## Begin The data

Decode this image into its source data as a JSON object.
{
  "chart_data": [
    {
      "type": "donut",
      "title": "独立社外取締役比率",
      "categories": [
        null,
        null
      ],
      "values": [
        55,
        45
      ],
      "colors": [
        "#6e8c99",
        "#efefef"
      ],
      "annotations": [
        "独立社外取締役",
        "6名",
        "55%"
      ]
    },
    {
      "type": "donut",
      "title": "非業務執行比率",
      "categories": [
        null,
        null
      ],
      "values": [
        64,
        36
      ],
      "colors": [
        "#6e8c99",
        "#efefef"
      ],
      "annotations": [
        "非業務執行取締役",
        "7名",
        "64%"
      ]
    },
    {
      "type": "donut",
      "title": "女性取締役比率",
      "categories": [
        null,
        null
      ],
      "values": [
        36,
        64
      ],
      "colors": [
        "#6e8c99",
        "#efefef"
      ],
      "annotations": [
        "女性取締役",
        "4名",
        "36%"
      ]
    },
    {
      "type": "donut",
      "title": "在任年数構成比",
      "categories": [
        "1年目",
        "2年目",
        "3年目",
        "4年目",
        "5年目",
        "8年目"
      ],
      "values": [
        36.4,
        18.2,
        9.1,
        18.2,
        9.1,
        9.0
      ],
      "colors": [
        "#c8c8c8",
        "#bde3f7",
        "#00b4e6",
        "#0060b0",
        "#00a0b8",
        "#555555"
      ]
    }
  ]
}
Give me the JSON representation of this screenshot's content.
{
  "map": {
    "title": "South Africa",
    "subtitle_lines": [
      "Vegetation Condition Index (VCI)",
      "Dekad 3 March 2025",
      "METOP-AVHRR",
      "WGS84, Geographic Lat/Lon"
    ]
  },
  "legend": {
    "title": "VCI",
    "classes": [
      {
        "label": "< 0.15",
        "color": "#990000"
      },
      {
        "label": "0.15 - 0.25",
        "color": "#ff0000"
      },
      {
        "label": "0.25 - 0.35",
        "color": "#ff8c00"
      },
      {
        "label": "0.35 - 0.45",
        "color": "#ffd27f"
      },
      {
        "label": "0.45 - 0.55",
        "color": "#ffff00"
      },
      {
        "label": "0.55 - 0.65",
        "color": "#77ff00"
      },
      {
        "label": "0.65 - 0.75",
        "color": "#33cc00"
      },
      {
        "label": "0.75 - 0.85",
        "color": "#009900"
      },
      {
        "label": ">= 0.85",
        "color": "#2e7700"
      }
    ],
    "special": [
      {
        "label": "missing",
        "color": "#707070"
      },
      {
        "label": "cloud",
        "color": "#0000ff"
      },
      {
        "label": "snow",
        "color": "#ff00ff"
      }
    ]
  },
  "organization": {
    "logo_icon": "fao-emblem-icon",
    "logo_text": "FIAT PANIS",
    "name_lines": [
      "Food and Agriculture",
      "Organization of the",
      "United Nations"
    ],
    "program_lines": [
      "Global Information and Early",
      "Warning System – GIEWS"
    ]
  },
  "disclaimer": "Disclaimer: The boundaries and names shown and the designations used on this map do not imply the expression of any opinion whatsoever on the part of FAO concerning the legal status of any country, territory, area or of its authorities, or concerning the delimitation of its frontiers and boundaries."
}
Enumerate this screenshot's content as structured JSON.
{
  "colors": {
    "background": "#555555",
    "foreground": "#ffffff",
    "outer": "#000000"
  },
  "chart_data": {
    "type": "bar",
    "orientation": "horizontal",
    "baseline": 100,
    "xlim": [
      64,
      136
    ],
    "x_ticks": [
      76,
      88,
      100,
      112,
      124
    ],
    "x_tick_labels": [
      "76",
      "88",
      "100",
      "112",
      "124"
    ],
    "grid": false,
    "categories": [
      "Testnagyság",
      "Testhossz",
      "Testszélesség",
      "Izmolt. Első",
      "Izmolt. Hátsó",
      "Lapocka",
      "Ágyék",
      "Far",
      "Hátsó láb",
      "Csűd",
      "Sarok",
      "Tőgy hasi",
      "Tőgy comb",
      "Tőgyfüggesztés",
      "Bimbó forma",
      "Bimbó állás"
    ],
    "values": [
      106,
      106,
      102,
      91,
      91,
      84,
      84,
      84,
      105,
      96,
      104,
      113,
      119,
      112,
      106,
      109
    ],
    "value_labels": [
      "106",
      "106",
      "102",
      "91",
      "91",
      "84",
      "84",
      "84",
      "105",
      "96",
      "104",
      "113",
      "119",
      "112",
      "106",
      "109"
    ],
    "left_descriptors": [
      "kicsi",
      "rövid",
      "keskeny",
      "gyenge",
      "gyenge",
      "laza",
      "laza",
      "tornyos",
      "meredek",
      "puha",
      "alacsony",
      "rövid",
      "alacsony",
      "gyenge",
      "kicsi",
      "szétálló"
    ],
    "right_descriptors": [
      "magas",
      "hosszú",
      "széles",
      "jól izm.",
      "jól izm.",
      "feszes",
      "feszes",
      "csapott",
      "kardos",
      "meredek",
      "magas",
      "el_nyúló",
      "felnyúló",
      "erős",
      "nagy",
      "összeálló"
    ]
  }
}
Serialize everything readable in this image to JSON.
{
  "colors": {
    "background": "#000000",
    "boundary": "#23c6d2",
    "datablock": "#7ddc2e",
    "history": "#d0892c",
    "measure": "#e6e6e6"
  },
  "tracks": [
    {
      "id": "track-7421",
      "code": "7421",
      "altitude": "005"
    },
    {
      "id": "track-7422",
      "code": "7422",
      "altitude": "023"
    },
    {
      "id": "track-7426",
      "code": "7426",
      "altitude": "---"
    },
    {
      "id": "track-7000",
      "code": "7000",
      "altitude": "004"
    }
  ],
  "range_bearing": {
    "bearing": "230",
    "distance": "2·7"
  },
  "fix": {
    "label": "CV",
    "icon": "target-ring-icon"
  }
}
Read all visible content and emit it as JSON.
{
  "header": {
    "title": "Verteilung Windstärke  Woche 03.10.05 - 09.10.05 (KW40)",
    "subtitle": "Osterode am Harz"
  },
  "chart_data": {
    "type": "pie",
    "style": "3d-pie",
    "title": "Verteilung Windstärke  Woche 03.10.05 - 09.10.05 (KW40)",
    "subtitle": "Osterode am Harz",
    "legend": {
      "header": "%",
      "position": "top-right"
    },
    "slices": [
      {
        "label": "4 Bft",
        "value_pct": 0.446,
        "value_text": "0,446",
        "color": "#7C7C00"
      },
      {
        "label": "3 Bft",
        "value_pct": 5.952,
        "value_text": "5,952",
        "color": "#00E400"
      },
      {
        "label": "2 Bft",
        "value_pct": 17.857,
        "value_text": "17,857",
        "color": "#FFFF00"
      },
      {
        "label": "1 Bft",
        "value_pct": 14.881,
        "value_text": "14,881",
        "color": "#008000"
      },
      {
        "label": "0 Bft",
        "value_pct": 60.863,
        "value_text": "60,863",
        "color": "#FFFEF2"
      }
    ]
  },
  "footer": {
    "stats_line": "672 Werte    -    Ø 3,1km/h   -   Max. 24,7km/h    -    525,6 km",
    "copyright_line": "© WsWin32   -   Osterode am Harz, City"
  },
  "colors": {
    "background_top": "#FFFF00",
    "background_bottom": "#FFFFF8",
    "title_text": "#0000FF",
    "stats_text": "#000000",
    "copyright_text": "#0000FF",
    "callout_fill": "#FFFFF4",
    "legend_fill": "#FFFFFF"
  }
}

## End The data

### Work to do
Please reproduce each line exactly as written.

### Task result
Decode this image into its source data as a JSON object.
{
  "chart_data": [
    {
      "type": "donut",
      "title": "独立社外取締役比率",
      "categories": [
        null,
        null
      ],
      "values": [
        55,
        45
      ],
      "colors": [
        "#6e8c99",
        "#efefef"
      ],
      "annotations": [
        "独立社外取締役",
        "6名",
        "55%"
      ]
    },
    {
      "type": "donut",
      "title": "非業務執行比率",
      "categories": [
        null,
        null
      ],
      "values": [
        64,
        36
      ],
      "colors": [
        "#6e8c99",
        "#efefef"
      ],
      "annotations": [
        "非業務執行取締役",
        "7名",
        "64%"
      ]
    },
    {
      "type": "donut",
      "title": "女性取締役比率",
      "categories": [
        null,
        null
      ],
      "values": [
        36,
        64
      ],
      "colors": [
        "#6e8c99",
        "#efefef"
      ],
      "annotations": [
        "女性取締役",
        "4名",
        "36%"
      ]
    },
    {
      "type": "donut",
      "title": "在任年数構成比",
      "categories": [
        "1年目",
        "2年目",
        "3年目",
        "4年目",
        "5年目",
        "8年目"
      ],
      "values": [
        36.4,
        18.2,
        9.1,
        18.2,
        9.1,
        9.0
      ],
      "colors": [
        "#c8c8c8",
        "#bde3f7",
        "#00b4e6",
        "#0060b0",
        "#00a0b8",
        "#555555"
      ]
    }
  ]
}
Give me the JSON representation of this screenshot's content.
{
  "map": {
    "title": "South Africa",
    "subtitle_lines": [
      "Vegetation Condition Index (VCI)",
      "Dekad 3 March 2025",
      "METOP-AVHRR",
      "WGS84, Geographic Lat/Lon"
    ]
  },
  "legend": {
    "title": "VCI",
    "classes": [
      {
        "label": "< 0.15",
        "color": "#990000"
      },
      {
        "label": "0.15 - 0.25",
        "color": "#ff0000"
      },
      {
        "label": "0.25 - 0.35",
        "color": "#ff8c00"
      },
      {
        "label": "0.35 - 0.45",
        "color": "#ffd27f"
      },
      {
        "label": "0.45 - 0.55",
        "color": "#ffff00"
      },
      {
        "label": "0.55 - 0.65",
        "color": "#77ff00"
      },
      {
        "label": "0.65 - 0.75",
        "color": "#33cc00"
      },
      {
        "label": "0.75 - 0.85",
        "color": "#009900"
      },
      {
        "label": ">= 0.85",
        "color": "#2e7700"
      }
    ],
    "special": [
      {
        "label": "missing",
        "color": "#707070"
      },
      {
        "label": "cloud",
        "color": "#0000ff"
      },
      {
        "label": "snow",
        "color": "#ff00ff"
      }
    ]
  },
  "organization": {
    "logo_icon": "fao-emblem-icon",
    "logo_text": "FIAT PANIS",
    "name_lines": [
      "Food and Agriculture",
      "Organization of the",
      "United Nations"
    ],
    "program_lines": [
      "Global Information and Early",
      "Warning System – GIEWS"
    ]
  },
  "disclaimer": "Disclaimer: The boundaries and names shown and the designations used on this map do not imply the expression of any opinion whatsoever on the part of FAO concerning the legal status of any country, territory, area or of its authorities, or concerning the delimitation of its frontiers and boundaries."
}
Enumerate this screenshot's content as structured JSON.
{
  "colors": {
    "background": "#555555",
    "foreground": "#ffffff",
    "outer": "#000000"
  },
  "chart_data": {
    "type": "bar",
    "orientation": "horizontal",
    "baseline": 100,
    "xlim": [
      64,
      136
    ],
    "x_ticks": [
      76,
      88,
      100,
      112,
      124
    ],
    "x_tick_labels": [
      "76",
      "88",
      "100",
      "112",
      "124"
    ],
    "grid": false,
    "categories": [
      "Testnagyság",
      "Testhossz",
      "Testszélesség",
      "Izmolt. Első",
      "Izmolt. Hátsó",
      "Lapocka",
      "Ágyék",
      "Far",
      "Hátsó láb",
      "Csűd",
      "Sarok",
      "Tőgy hasi",
      "Tőgy comb",
      "Tőgyfüggesztés",
      "Bimbó forma",
      "Bimbó állás"
    ],
    "values": [
      106,
      106,
      102,
      91,
      91,
      84,
      84,
      84,
      105,
      96,
      104,
      113,
      119,
      112,
      106,
      109
    ],
    "value_labels": [
      "106",
      "106",
      "102",
      "91",
      "91",
      "84",
      "84",
      "84",
      "105",
      "96",
      "104",
      "113",
      "119",
      "112",
      "106",
      "109"
    ],
    "left_descriptors": [
      "kicsi",
      "rövid",
      "keskeny",
      "gyenge",
      "gyenge",
      "laza",
      "laza",
      "tornyos",
      "meredek",
      "puha",
      "alacsony",
      "rövid",
      "alacsony",
      "gyenge",
      "kicsi",
      "szétálló"
    ],
    "right_descriptors": [
      "magas",
      "hosszú",
      "széles",
      "jól izm.",
      "jól izm.",
      "feszes",
      "feszes",
      "csapott",
      "kardos",
      "meredek",
      "magas",
      "el_nyúló",
      "felnyúló",
      "erős",
      "nagy",
      "összeálló"
    ]
  }
}
Serialize everything readable in this image to JSON.
{
  "colors": {
    "background": "#000000",
    "boundary": "#23c6d2",
    "datablock": "#7ddc2e",
    "history": "#d0892c",
    "measure": "#e6e6e6"
  },
  "tracks": [
    {
      "id": "track-7421",
      "code": "7421",
      "altitude": "005"
    },
    {
      "id": "track-7422",
      "code": "7422",
      "altitude": "023"
    },
    {
      "id": "track-7426",
      "code": "7426",
      "altitude": "---"
    },
    {
      "id": "track-7000",
      "code": "7000",
      "altitude": "004"
    }
  ],
  "range_bearing": {
    "bearing": "230",
    "distance": "2·7"
  },
  "fix": {
    "label": "CV",
    "icon": "target-ring-icon"
  }
}
Read all visible content and emit it as JSON.
{
  "header": {
    "title": "Verteilung Windstärke  Woche 03.10.05 - 09.10.05 (KW40)",
    "subtitle": "Osterode am Harz"
  },
  "chart_data": {
    "type": "pie",
    "style": "3d-pie",
    "title": "Verteilung Windstärke  Woche 03.10.05 - 09.10.05 (KW40)",
    "subtitle": "Osterode am Harz",
    "legend": {
      "header": "%",
      "position": "top-right"
    },
    "slices": [
      {
        "label": "4 Bft",
        "value_pct": 0.446,
        "value_text": "0,446",
        "color": "#7C7C00"
      },
      {
        "label": "3 Bft",
        "value_pct": 5.952,
        "value_text": "5,952",
        "color": "#00E400"
      },
      {
        "label": "2 Bft",
        "value_pct": 17.857,
        "value_text": "17,857",
        "color": "#FFFF00"
      },
      {
        "label": "1 Bft",
        "value_pct": 14.881,
        "value_text": "14,881",
        "color": "#008000"
      },
      {
        "label": "0 Bft",
        "value_pct": 60.863,
        "value_text": "60,863",
        "color": "#FFFEF2"
      }
    ]
  },
  "footer": {
    "stats_line": "672 Werte    -    Ø 3,1km/h   -   Max. 24,7km/h    -    525,6 km",
    "copyright_line": "© WsWin32   -   Osterode am Harz, City"
  },
  "colors": {
    "background_top": "#FFFF00",
    "background_bottom": "#FFFFF8",
    "title_text": "#0000FF",
    "stats_text": "#000000",
    "copyright_text": "#0000FF",
    "callout_fill": "#FFFFF4",
    "legend_fill": "#FFFFFF"
  }
}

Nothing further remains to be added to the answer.